▶ AIM
Report only how many lines of the entries below contain the string "Korean".

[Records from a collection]

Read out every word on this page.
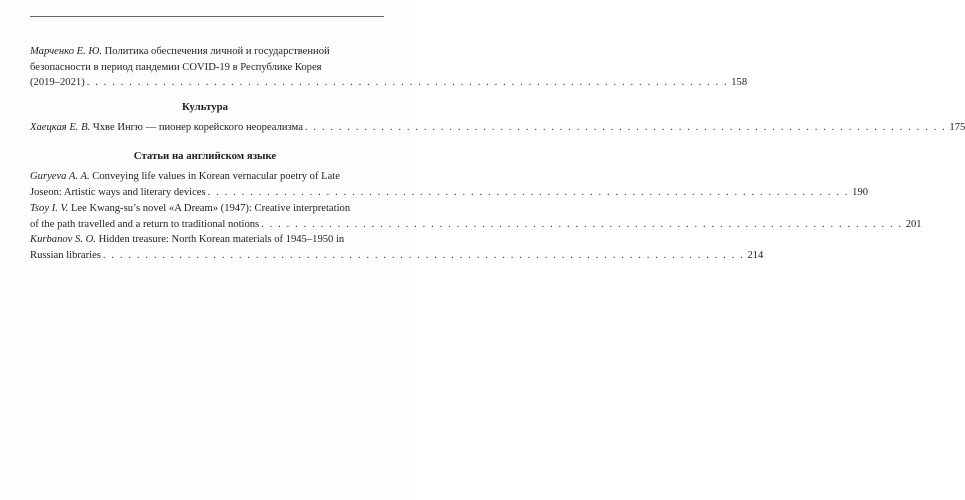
Марченко Е. Ю. Политика обеспечения личной и государственной
безопасности в период пандемии COVID-19 в Республике Корея
(2019–2021) . . . . . . . . . . . . . . . . . . . . . . . . . . . . . . . . . . . . . . . . . . . . . . . . . . . . . . . . . . . . . . . . . . . . . . . . . . . . 158
Культура
Хаецкая Е. В. Чхве Ингю — пионер корейского неореализма . . . . . . . . . . . . . . . . . . . . . . . . . . . . . . . . . . . . . . . . . . . . . . . . . . . . . . . . . . . . . . . . . . . . . . . . . . . . 175
Статьи на английском языке
Guryeva A. A. Conveying life values in Korean vernacular poetry of Late
Joseon: Artistic ways and literary devices . . . . . . . . . . . . . . . . . . . . . . . . . . . . . . . . . . . . . . . . . . . . . . . . . . . . . . . . . . . . . . . . . . . . . . . . . . . . 190
Tsoy I. V. Lee Kwang-su’s novel «A Dream» (1947): Creative interpretation
of the path travelled and a return to traditional notions . . . . . . . . . . . . . . . . . . . . . . . . . . . . . . . . . . . . . . . . . . . . . . . . . . . . . . . . . . . . . . . . . . . . . . . . . . . . 201
Kurbanov S. O. Hidden treasure: North Korean materials of 1945–1950 in
Russian libraries . . . . . . . . . . . . . . . . . . . . . . . . . . . . . . . . . . . . . . . . . . . . . . . . . . . . . . . . . . . . . . . . . . . . . . . . . . . . 214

▶ THE REPLY
2